**SHORT EXERCISE:** Scan the entries below and report only how many lines contain "this".

§

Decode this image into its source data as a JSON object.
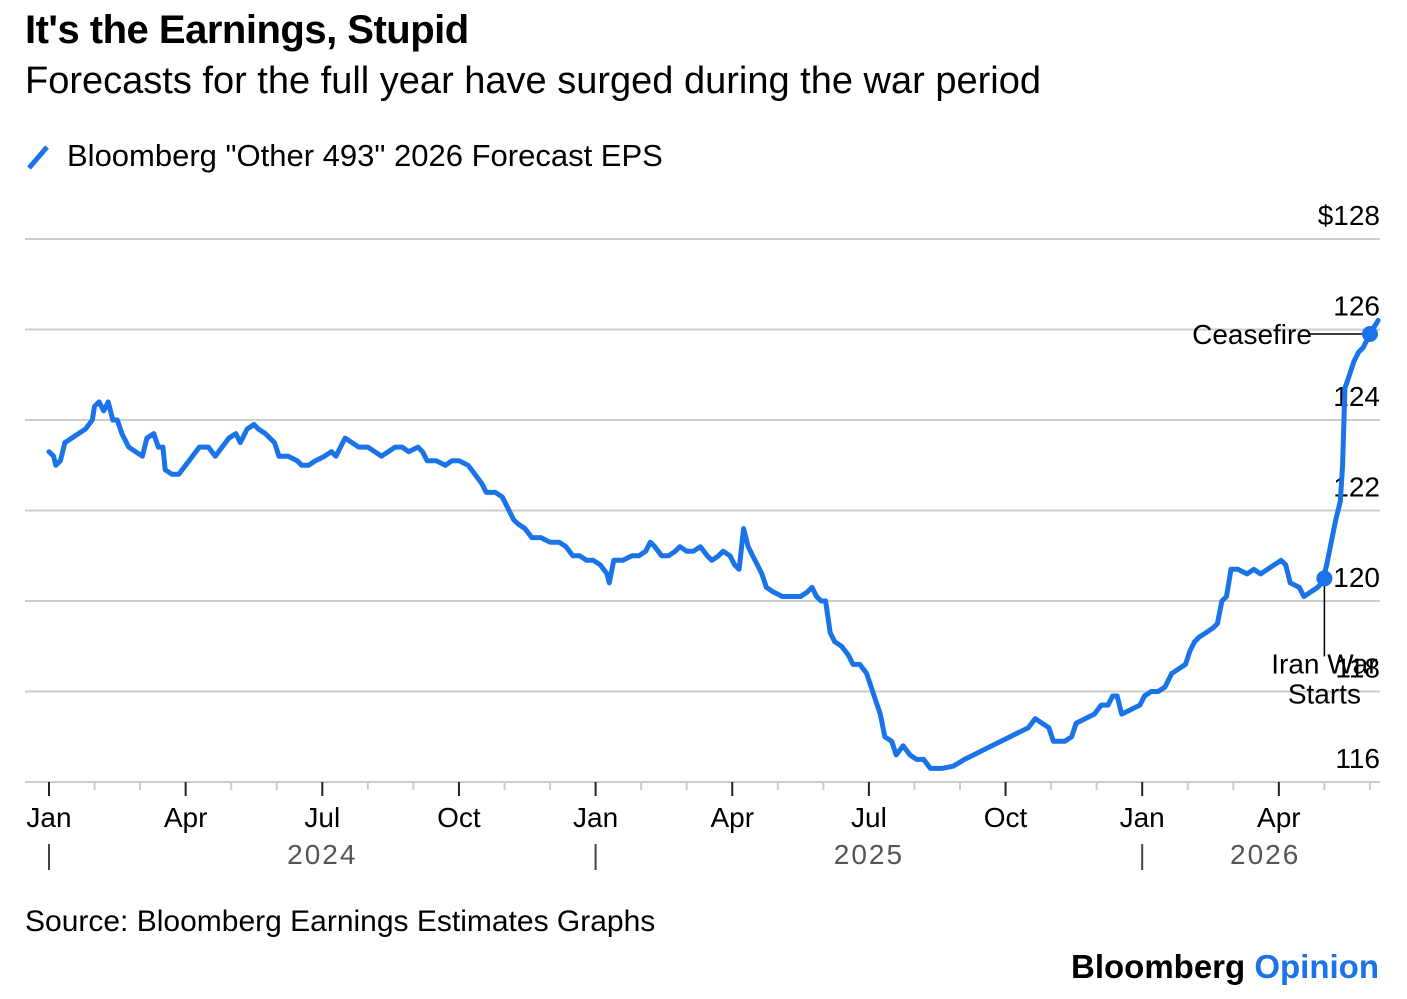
{
  "header": {
    "title": "It's the Earnings, Stupid",
    "subtitle": "Forecasts for the full year have surged during the war period"
  },
  "footer": {
    "source": "Source: Bloomberg Earnings Estimates Graphs",
    "brand_main": "Bloomberg",
    "brand_accent": "Opinion"
  },
  "colors": {
    "line": "#1a73e8",
    "grid": "#cccccc",
    "text": "#000000",
    "year_label": "#555555"
  },
  "chart_data": {
    "type": "line",
    "title": "It's the Earnings, Stupid",
    "subtitle": "Forecasts for the full year have surged during the war period",
    "xlabel": "",
    "ylabel": "",
    "x_units": "months since Jan 2024",
    "xlim": [
      -0.3,
      28.5
    ],
    "ylim": [
      116,
      128
    ],
    "y_ticks": [
      116,
      118,
      120,
      122,
      124,
      126,
      128
    ],
    "y_tick_labels": [
      "116",
      "118",
      "120",
      "122",
      "124",
      "126",
      "$128"
    ],
    "y_axis_side": "right",
    "grid": true,
    "legend_position": "top-left",
    "x_ticks": [
      {
        "m": 0,
        "label": "Jan"
      },
      {
        "m": 3,
        "label": "Apr"
      },
      {
        "m": 6,
        "label": "Jul"
      },
      {
        "m": 9,
        "label": "Oct"
      },
      {
        "m": 12,
        "label": "Jan"
      },
      {
        "m": 15,
        "label": "Apr"
      },
      {
        "m": 18,
        "label": "Jul"
      },
      {
        "m": 21,
        "label": "Oct"
      },
      {
        "m": 24,
        "label": "Jan"
      },
      {
        "m": 27,
        "label": "Apr"
      }
    ],
    "minor_ticks_every_month": true,
    "year_labels": [
      {
        "m": 6,
        "label": "2024"
      },
      {
        "m": 18,
        "label": "2025"
      },
      {
        "m": 26.7,
        "label": "2026"
      }
    ],
    "year_separators": [
      0,
      12,
      24
    ],
    "series": [
      {
        "name": "Bloomberg \"Other 493\" 2026 Forecast EPS",
        "points": [
          [
            0.0,
            123.3
          ],
          [
            0.1,
            123.2
          ],
          [
            0.15,
            123.0
          ],
          [
            0.25,
            123.1
          ],
          [
            0.35,
            123.5
          ],
          [
            0.5,
            123.6
          ],
          [
            0.65,
            123.7
          ],
          [
            0.8,
            123.8
          ],
          [
            0.95,
            124.0
          ],
          [
            1.0,
            124.3
          ],
          [
            1.1,
            124.4
          ],
          [
            1.2,
            124.2
          ],
          [
            1.3,
            124.4
          ],
          [
            1.4,
            124.0
          ],
          [
            1.5,
            124.0
          ],
          [
            1.6,
            123.7
          ],
          [
            1.75,
            123.4
          ],
          [
            1.9,
            123.3
          ],
          [
            2.05,
            123.2
          ],
          [
            2.15,
            123.6
          ],
          [
            2.3,
            123.7
          ],
          [
            2.4,
            123.4
          ],
          [
            2.5,
            123.4
          ],
          [
            2.55,
            122.9
          ],
          [
            2.7,
            122.8
          ],
          [
            2.85,
            122.8
          ],
          [
            3.0,
            123.0
          ],
          [
            3.15,
            123.2
          ],
          [
            3.3,
            123.4
          ],
          [
            3.5,
            123.4
          ],
          [
            3.65,
            123.2
          ],
          [
            3.8,
            123.4
          ],
          [
            3.95,
            123.6
          ],
          [
            4.1,
            123.7
          ],
          [
            4.2,
            123.5
          ],
          [
            4.35,
            123.8
          ],
          [
            4.5,
            123.9
          ],
          [
            4.6,
            123.8
          ],
          [
            4.75,
            123.7
          ],
          [
            4.85,
            123.6
          ],
          [
            4.95,
            123.5
          ],
          [
            5.05,
            123.2
          ],
          [
            5.25,
            123.2
          ],
          [
            5.45,
            123.1
          ],
          [
            5.55,
            123.0
          ],
          [
            5.7,
            123.0
          ],
          [
            5.85,
            123.1
          ],
          [
            6.05,
            123.2
          ],
          [
            6.2,
            123.3
          ],
          [
            6.3,
            123.2
          ],
          [
            6.4,
            123.4
          ],
          [
            6.5,
            123.6
          ],
          [
            6.65,
            123.5
          ],
          [
            6.8,
            123.4
          ],
          [
            7.0,
            123.4
          ],
          [
            7.15,
            123.3
          ],
          [
            7.3,
            123.2
          ],
          [
            7.45,
            123.3
          ],
          [
            7.6,
            123.4
          ],
          [
            7.75,
            123.4
          ],
          [
            7.9,
            123.3
          ],
          [
            8.1,
            123.4
          ],
          [
            8.2,
            123.3
          ],
          [
            8.3,
            123.1
          ],
          [
            8.5,
            123.1
          ],
          [
            8.7,
            123.0
          ],
          [
            8.85,
            123.1
          ],
          [
            9.0,
            123.1
          ],
          [
            9.2,
            123.0
          ],
          [
            9.35,
            122.8
          ],
          [
            9.5,
            122.6
          ],
          [
            9.6,
            122.4
          ],
          [
            9.8,
            122.4
          ],
          [
            9.95,
            122.3
          ],
          [
            10.05,
            122.1
          ],
          [
            10.2,
            121.8
          ],
          [
            10.3,
            121.7
          ],
          [
            10.45,
            121.6
          ],
          [
            10.6,
            121.4
          ],
          [
            10.8,
            121.4
          ],
          [
            11.0,
            121.3
          ],
          [
            11.2,
            121.3
          ],
          [
            11.35,
            121.2
          ],
          [
            11.5,
            121.0
          ],
          [
            11.65,
            121.0
          ],
          [
            11.8,
            120.9
          ],
          [
            11.95,
            120.9
          ],
          [
            12.1,
            120.8
          ],
          [
            12.25,
            120.6
          ],
          [
            12.3,
            120.4
          ],
          [
            12.4,
            120.9
          ],
          [
            12.6,
            120.9
          ],
          [
            12.8,
            121.0
          ],
          [
            12.95,
            121.0
          ],
          [
            13.1,
            121.1
          ],
          [
            13.2,
            121.3
          ],
          [
            13.3,
            121.2
          ],
          [
            13.45,
            121.0
          ],
          [
            13.6,
            121.0
          ],
          [
            13.75,
            121.1
          ],
          [
            13.85,
            121.2
          ],
          [
            14.0,
            121.1
          ],
          [
            14.15,
            121.1
          ],
          [
            14.3,
            121.2
          ],
          [
            14.45,
            121.0
          ],
          [
            14.55,
            120.9
          ],
          [
            14.7,
            121.0
          ],
          [
            14.8,
            121.1
          ],
          [
            14.95,
            121.0
          ],
          [
            15.05,
            120.8
          ],
          [
            15.15,
            120.7
          ],
          [
            15.25,
            121.6
          ],
          [
            15.35,
            121.2
          ],
          [
            15.45,
            121.0
          ],
          [
            15.55,
            120.8
          ],
          [
            15.65,
            120.6
          ],
          [
            15.75,
            120.3
          ],
          [
            15.9,
            120.2
          ],
          [
            16.1,
            120.1
          ],
          [
            16.3,
            120.1
          ],
          [
            16.5,
            120.1
          ],
          [
            16.65,
            120.2
          ],
          [
            16.75,
            120.3
          ],
          [
            16.85,
            120.1
          ],
          [
            16.95,
            120.0
          ],
          [
            17.05,
            120.0
          ],
          [
            17.15,
            119.3
          ],
          [
            17.25,
            119.1
          ],
          [
            17.4,
            119.0
          ],
          [
            17.55,
            118.8
          ],
          [
            17.65,
            118.6
          ],
          [
            17.8,
            118.6
          ],
          [
            17.95,
            118.4
          ],
          [
            18.05,
            118.1
          ],
          [
            18.15,
            117.8
          ],
          [
            18.25,
            117.5
          ],
          [
            18.35,
            117.0
          ],
          [
            18.5,
            116.9
          ],
          [
            18.6,
            116.6
          ],
          [
            18.75,
            116.8
          ],
          [
            18.9,
            116.6
          ],
          [
            19.05,
            116.5
          ],
          [
            19.2,
            116.5
          ],
          [
            19.35,
            116.3
          ],
          [
            19.6,
            116.3
          ],
          [
            19.85,
            116.35
          ],
          [
            20.1,
            116.5
          ],
          [
            20.3,
            116.6
          ],
          [
            20.5,
            116.7
          ],
          [
            20.7,
            116.8
          ],
          [
            20.9,
            116.9
          ],
          [
            21.1,
            117.0
          ],
          [
            21.3,
            117.1
          ],
          [
            21.5,
            117.2
          ],
          [
            21.65,
            117.4
          ],
          [
            21.8,
            117.3
          ],
          [
            21.95,
            117.2
          ],
          [
            22.05,
            116.9
          ],
          [
            22.3,
            116.9
          ],
          [
            22.45,
            117.0
          ],
          [
            22.55,
            117.3
          ],
          [
            22.75,
            117.4
          ],
          [
            22.95,
            117.5
          ],
          [
            23.1,
            117.7
          ],
          [
            23.25,
            117.7
          ],
          [
            23.35,
            117.9
          ],
          [
            23.45,
            117.9
          ],
          [
            23.55,
            117.5
          ],
          [
            23.75,
            117.6
          ],
          [
            23.95,
            117.7
          ],
          [
            24.05,
            117.9
          ],
          [
            24.2,
            118.0
          ],
          [
            24.35,
            118.0
          ],
          [
            24.5,
            118.1
          ],
          [
            24.65,
            118.4
          ],
          [
            24.8,
            118.5
          ],
          [
            24.95,
            118.6
          ],
          [
            25.05,
            118.9
          ],
          [
            25.15,
            119.1
          ],
          [
            25.25,
            119.2
          ],
          [
            25.4,
            119.3
          ],
          [
            25.55,
            119.4
          ],
          [
            25.65,
            119.5
          ],
          [
            25.75,
            120.0
          ],
          [
            25.85,
            120.1
          ],
          [
            25.95,
            120.7
          ],
          [
            26.1,
            120.7
          ],
          [
            26.3,
            120.6
          ],
          [
            26.45,
            120.7
          ],
          [
            26.6,
            120.6
          ],
          [
            26.75,
            120.7
          ],
          [
            26.9,
            120.8
          ],
          [
            27.05,
            120.9
          ],
          [
            27.15,
            120.8
          ],
          [
            27.25,
            120.4
          ],
          [
            27.45,
            120.3
          ],
          [
            27.55,
            120.1
          ],
          [
            27.7,
            120.2
          ],
          [
            27.85,
            120.3
          ],
          [
            27.95,
            120.4
          ],
          [
            28.05,
            120.8
          ],
          [
            28.15,
            121.3
          ],
          [
            28.25,
            121.8
          ],
          [
            28.35,
            122.2
          ],
          [
            28.4,
            123.0
          ],
          [
            28.45,
            124.7
          ],
          [
            28.55,
            125.0
          ],
          [
            28.65,
            125.3
          ],
          [
            28.75,
            125.5
          ],
          [
            28.85,
            125.6
          ],
          [
            28.95,
            125.8
          ],
          [
            29.05,
            126.0
          ],
          [
            29.12,
            126.1
          ],
          [
            29.18,
            126.2
          ]
        ]
      }
    ],
    "annotations": [
      {
        "label": "Ceasefire",
        "m": 29.0,
        "value": 125.9,
        "label_side": "left"
      },
      {
        "label_lines": [
          "Iran War",
          "Starts"
        ],
        "m": 28.0,
        "value": 120.5,
        "label_side": "below"
      }
    ]
  }
}
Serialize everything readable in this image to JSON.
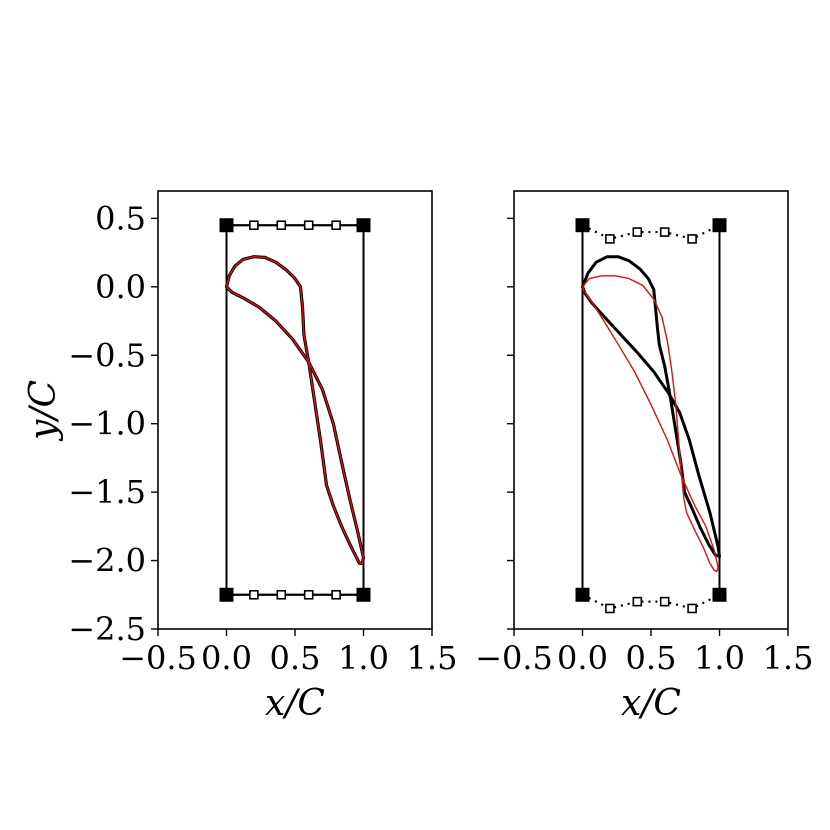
{
  "chart_data": [
    {
      "type": "line",
      "xlabel": "x/C",
      "ylabel": "y/C",
      "xlim": [
        -0.5,
        1.5
      ],
      "ylim": [
        -2.5,
        0.7
      ],
      "xticks": [
        -0.5,
        0.0,
        0.5,
        1.0,
        1.5
      ],
      "xtick_labels": [
        "−0.5",
        "0.0",
        "0.5",
        "1.0",
        "1.5"
      ],
      "yticks": [
        0.5,
        0.0,
        -0.5,
        -1.0,
        -1.5,
        -2.0,
        -2.5
      ],
      "ytick_labels": [
        "0.5",
        "0.0",
        "−0.5",
        "−1.0",
        "−1.5",
        "−2.0",
        "−2.5"
      ],
      "grid": false,
      "box": {
        "x": [
          0,
          1
        ],
        "y_top": 0.45,
        "y_bottom": -2.25
      },
      "corner_points": [
        [
          0,
          0.45
        ],
        [
          1,
          0.45
        ],
        [
          0,
          -2.25
        ],
        [
          1,
          -2.25
        ]
      ],
      "top_control_points": [
        [
          0.2,
          0.45
        ],
        [
          0.4,
          0.45
        ],
        [
          0.6,
          0.45
        ],
        [
          0.8,
          0.45
        ]
      ],
      "bottom_control_points": [
        [
          0.2,
          -2.25
        ],
        [
          0.4,
          -2.25
        ],
        [
          0.6,
          -2.25
        ],
        [
          0.8,
          -2.25
        ]
      ],
      "series": [
        {
          "color": "#000000",
          "points": [
            [
              0.0,
              0.0
            ],
            [
              0.02,
              0.08
            ],
            [
              0.06,
              0.15
            ],
            [
              0.12,
              0.2
            ],
            [
              0.2,
              0.22
            ],
            [
              0.28,
              0.215
            ],
            [
              0.36,
              0.18
            ],
            [
              0.44,
              0.12
            ],
            [
              0.5,
              0.06
            ],
            [
              0.54,
              0.0
            ],
            [
              0.555,
              -0.15
            ],
            [
              0.565,
              -0.35
            ],
            [
              0.6,
              -0.55
            ],
            [
              0.63,
              -0.75
            ],
            [
              0.66,
              -0.95
            ],
            [
              0.69,
              -1.15
            ],
            [
              0.71,
              -1.3
            ],
            [
              0.73,
              -1.45
            ],
            [
              0.78,
              -1.6
            ],
            [
              0.84,
              -1.75
            ],
            [
              0.9,
              -1.88
            ],
            [
              0.95,
              -1.98
            ],
            [
              0.97,
              -2.02
            ],
            [
              0.99,
              -2.02
            ],
            [
              1.0,
              -1.98
            ],
            [
              0.96,
              -1.8
            ],
            [
              0.9,
              -1.55
            ],
            [
              0.84,
              -1.28
            ],
            [
              0.78,
              -1.0
            ],
            [
              0.7,
              -0.75
            ],
            [
              0.6,
              -0.55
            ],
            [
              0.48,
              -0.38
            ],
            [
              0.36,
              -0.25
            ],
            [
              0.24,
              -0.15
            ],
            [
              0.12,
              -0.08
            ],
            [
              0.04,
              -0.04
            ],
            [
              0.0,
              0.0
            ]
          ]
        },
        {
          "color": "#dd1111",
          "points": [
            [
              0.0,
              0.0
            ],
            [
              0.02,
              0.08
            ],
            [
              0.06,
              0.15
            ],
            [
              0.12,
              0.2
            ],
            [
              0.2,
              0.22
            ],
            [
              0.28,
              0.215
            ],
            [
              0.36,
              0.18
            ],
            [
              0.44,
              0.12
            ],
            [
              0.5,
              0.06
            ],
            [
              0.54,
              0.0
            ],
            [
              0.555,
              -0.15
            ],
            [
              0.565,
              -0.35
            ],
            [
              0.6,
              -0.55
            ],
            [
              0.63,
              -0.75
            ],
            [
              0.66,
              -0.95
            ],
            [
              0.69,
              -1.15
            ],
            [
              0.71,
              -1.3
            ],
            [
              0.73,
              -1.45
            ],
            [
              0.78,
              -1.6
            ],
            [
              0.84,
              -1.75
            ],
            [
              0.9,
              -1.88
            ],
            [
              0.95,
              -1.98
            ],
            [
              0.97,
              -2.02
            ],
            [
              0.99,
              -2.02
            ],
            [
              1.0,
              -1.98
            ],
            [
              0.96,
              -1.8
            ],
            [
              0.9,
              -1.55
            ],
            [
              0.84,
              -1.28
            ],
            [
              0.78,
              -1.0
            ],
            [
              0.7,
              -0.75
            ],
            [
              0.6,
              -0.55
            ],
            [
              0.48,
              -0.38
            ],
            [
              0.36,
              -0.25
            ],
            [
              0.24,
              -0.15
            ],
            [
              0.12,
              -0.08
            ],
            [
              0.04,
              -0.04
            ],
            [
              0.0,
              0.0
            ]
          ]
        }
      ]
    },
    {
      "type": "line",
      "xlabel": "x/C",
      "ylabel": "",
      "xlim": [
        -0.5,
        1.5
      ],
      "ylim": [
        -2.5,
        0.7
      ],
      "xticks": [
        -0.5,
        0.0,
        0.5,
        1.0,
        1.5
      ],
      "xtick_labels": [
        "−0.5",
        "0.0",
        "0.5",
        "1.0",
        "1.5"
      ],
      "yticks": [
        0.5,
        0.0,
        -0.5,
        -1.0,
        -1.5,
        -2.0,
        -2.5
      ],
      "ytick_labels": [],
      "grid": false,
      "box": {
        "x": [
          0,
          1
        ],
        "y_top": 0.45,
        "y_bottom": -2.25
      },
      "corner_points": [
        [
          0,
          0.45
        ],
        [
          1,
          0.45
        ],
        [
          0,
          -2.25
        ],
        [
          1,
          -2.25
        ]
      ],
      "top_control_points": [
        [
          0.2,
          0.35
        ],
        [
          0.4,
          0.4
        ],
        [
          0.6,
          0.4
        ],
        [
          0.8,
          0.35
        ]
      ],
      "bottom_control_points": [
        [
          0.2,
          -2.35
        ],
        [
          0.4,
          -2.3
        ],
        [
          0.6,
          -2.3
        ],
        [
          0.8,
          -2.35
        ]
      ],
      "series": [
        {
          "color": "#000000",
          "points": [
            [
              0.0,
              0.0
            ],
            [
              0.04,
              0.1
            ],
            [
              0.1,
              0.18
            ],
            [
              0.18,
              0.22
            ],
            [
              0.26,
              0.22
            ],
            [
              0.34,
              0.19
            ],
            [
              0.42,
              0.13
            ],
            [
              0.48,
              0.06
            ],
            [
              0.52,
              -0.02
            ],
            [
              0.53,
              -0.12
            ],
            [
              0.545,
              -0.28
            ],
            [
              0.56,
              -0.42
            ],
            [
              0.6,
              -0.58
            ],
            [
              0.64,
              -0.8
            ],
            [
              0.68,
              -1.05
            ],
            [
              0.72,
              -1.3
            ],
            [
              0.745,
              -1.5
            ],
            [
              0.8,
              -1.62
            ],
            [
              0.86,
              -1.76
            ],
            [
              0.92,
              -1.88
            ],
            [
              0.97,
              -1.96
            ],
            [
              1.0,
              -1.97
            ],
            [
              0.99,
              -1.9
            ],
            [
              0.93,
              -1.65
            ],
            [
              0.85,
              -1.38
            ],
            [
              0.78,
              -1.12
            ],
            [
              0.71,
              -0.92
            ],
            [
              0.63,
              -0.78
            ],
            [
              0.52,
              -0.62
            ],
            [
              0.4,
              -0.48
            ],
            [
              0.28,
              -0.35
            ],
            [
              0.16,
              -0.22
            ],
            [
              0.07,
              -0.12
            ],
            [
              0.02,
              -0.05
            ],
            [
              0.0,
              0.0
            ]
          ]
        },
        {
          "color": "#dd1111",
          "points": [
            [
              0.0,
              0.0
            ],
            [
              0.05,
              0.06
            ],
            [
              0.14,
              0.08
            ],
            [
              0.24,
              0.08
            ],
            [
              0.34,
              0.06
            ],
            [
              0.44,
              0.01
            ],
            [
              0.52,
              -0.09
            ],
            [
              0.58,
              -0.22
            ],
            [
              0.62,
              -0.4
            ],
            [
              0.65,
              -0.6
            ],
            [
              0.68,
              -0.85
            ],
            [
              0.7,
              -1.1
            ],
            [
              0.72,
              -1.35
            ],
            [
              0.74,
              -1.55
            ],
            [
              0.76,
              -1.65
            ],
            [
              0.82,
              -1.78
            ],
            [
              0.88,
              -1.9
            ],
            [
              0.93,
              -2.02
            ],
            [
              0.96,
              -2.07
            ],
            [
              0.98,
              -2.08
            ],
            [
              0.99,
              -2.05
            ],
            [
              0.96,
              -1.92
            ],
            [
              0.9,
              -1.75
            ],
            [
              0.82,
              -1.6
            ],
            [
              0.72,
              -1.38
            ],
            [
              0.62,
              -1.12
            ],
            [
              0.5,
              -0.86
            ],
            [
              0.38,
              -0.62
            ],
            [
              0.26,
              -0.42
            ],
            [
              0.15,
              -0.24
            ],
            [
              0.06,
              -0.1
            ],
            [
              0.01,
              -0.03
            ],
            [
              0.0,
              0.0
            ]
          ]
        }
      ]
    }
  ]
}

§

**RESPONSE:** 2